* [STATED GOAL] Search the data for the string "title" and extract every line where it appears.

* [RECORDS SHOWN]
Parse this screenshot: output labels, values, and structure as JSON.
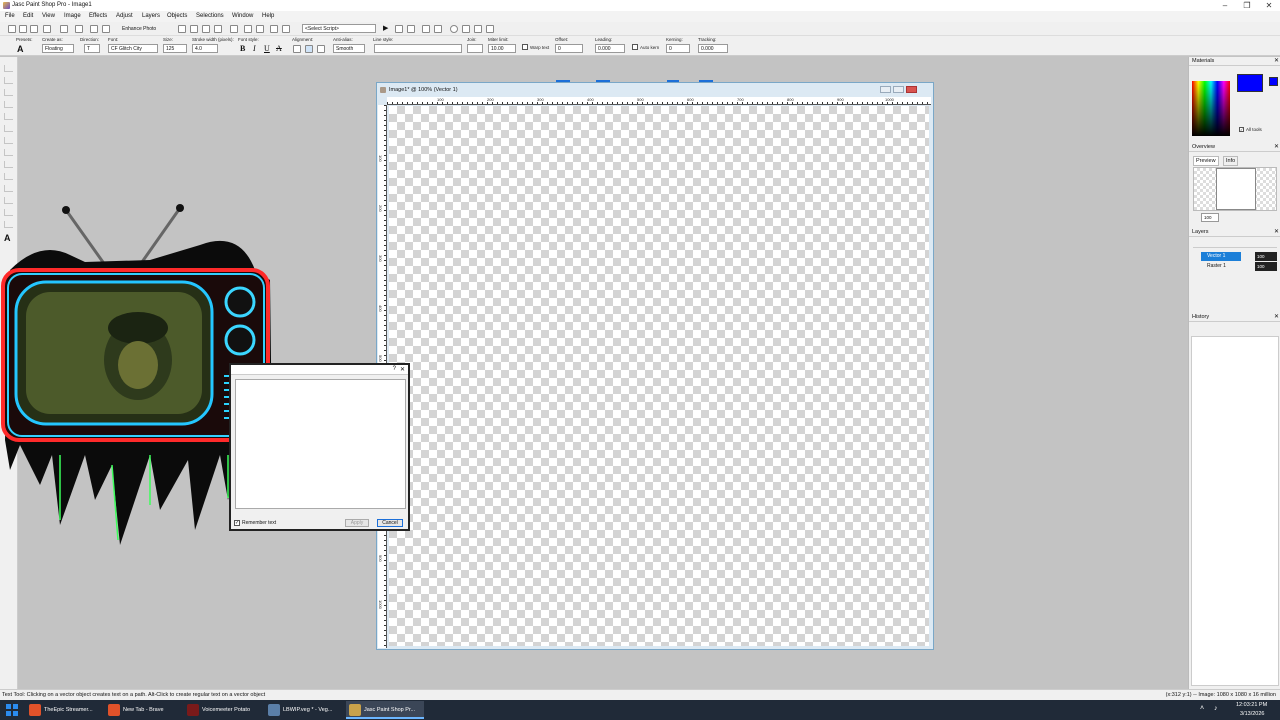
{
  "window": {
    "title": "Jasc Paint Shop Pro - Image1"
  },
  "menu": [
    "File",
    "Edit",
    "View",
    "Image",
    "Effects",
    "Adjust",
    "Layers",
    "Objects",
    "Selections",
    "Window",
    "Help"
  ],
  "toolbar": {
    "enhance_photo": "Enhance Photo",
    "script_select": "<Select Script>"
  },
  "tool_options": {
    "presets_label": "Presets:",
    "create_as_label": "Create as:",
    "create_as_value": "Floating",
    "direction_label": "Direction:",
    "font_label": "Font:",
    "font_value": "CF Glitch City",
    "size_label": "Size:",
    "size_value": "125",
    "stroke_label": "Stroke width (pixels):",
    "stroke_value": "4.0",
    "font_style_label": "Font style:",
    "bold": "B",
    "italic": "I",
    "underline": "U",
    "strike": "A",
    "alignment_label": "Alignment:",
    "antialias_label": "Anti-alias:",
    "antialias_value": "Smooth",
    "line_style_label": "Line style:",
    "join_label": "Join:",
    "miter_label": "Miter limit:",
    "miter_value": "10.00",
    "warp_text": "Warp text",
    "offset_label": "Offset:",
    "offset_value": "0",
    "leading_label": "Leading:",
    "leading_value": "0.000",
    "auto_kern": "Auto kern",
    "kerning_label": "Kerning:",
    "kerning_value": "0",
    "tracking_label": "Tracking:",
    "tracking_value": "0.000"
  },
  "document": {
    "title": "Image1* @ 100% (Vector 1)",
    "ruler_h": [
      "100",
      "200",
      "300",
      "400",
      "500",
      "600",
      "700",
      "800",
      "900",
      "1000"
    ],
    "ruler_v": [
      "100",
      "200",
      "300",
      "400",
      "500",
      "600",
      "700",
      "800",
      "900",
      "1000"
    ]
  },
  "text_dialog": {
    "remember_text": "Remember text",
    "apply": "Apply",
    "cancel": "Cancel"
  },
  "panels": {
    "materials": {
      "title": "Materials",
      "all_tools": "All tools",
      "fg_color": "#0000ff",
      "bg_color": "#ffffff"
    },
    "overview": {
      "title": "Overview",
      "tab_preview": "Preview",
      "tab_info": "Info",
      "zoom": "100"
    },
    "layers": {
      "title": "Layers",
      "items": [
        {
          "name": "Vector 1",
          "opacity": "100"
        },
        {
          "name": "Raster 1",
          "opacity": "100"
        }
      ]
    },
    "history": {
      "title": "History"
    }
  },
  "status": {
    "hint": "Text Tool: Clicking on a vector object creates text on a path. Alt-Click to create regular text on a vector object",
    "info": "(x:312 y:1) -- Image: 1080 x 1080 x 16 million"
  },
  "taskbar": {
    "items": [
      {
        "label": "TheEpic Streamer...",
        "icon_color": "#e0522a"
      },
      {
        "label": "New Tab - Brave",
        "icon_color": "#e0522a"
      },
      {
        "label": "Voicemeeter Potato",
        "icon_color": "#7a1a1a"
      },
      {
        "label": "LBWIP.veg * - Veg...",
        "icon_color": "#5b7fa8"
      },
      {
        "label": "Jasc Paint Shop Pr...",
        "icon_color": "#c9a24a"
      }
    ],
    "time": "12:03:21 PM",
    "date": "3/13/2026"
  }
}
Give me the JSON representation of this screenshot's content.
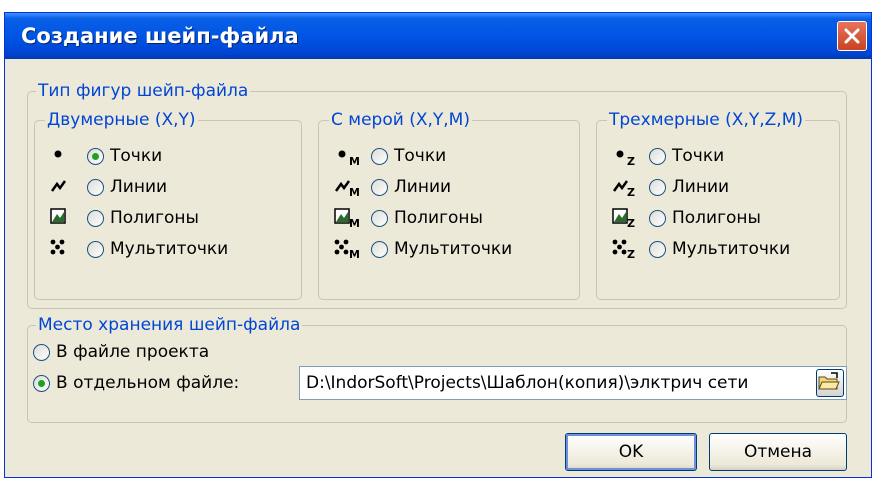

* [THE RESPONSE]
    "title": "Jasc Paint Shop Pro - Image1"
    "title": "Image1* @ 100% (Vector 1)",
      "title": "Materials",
      "title": "Overview",
      "title": "Layers",
      "title": "History"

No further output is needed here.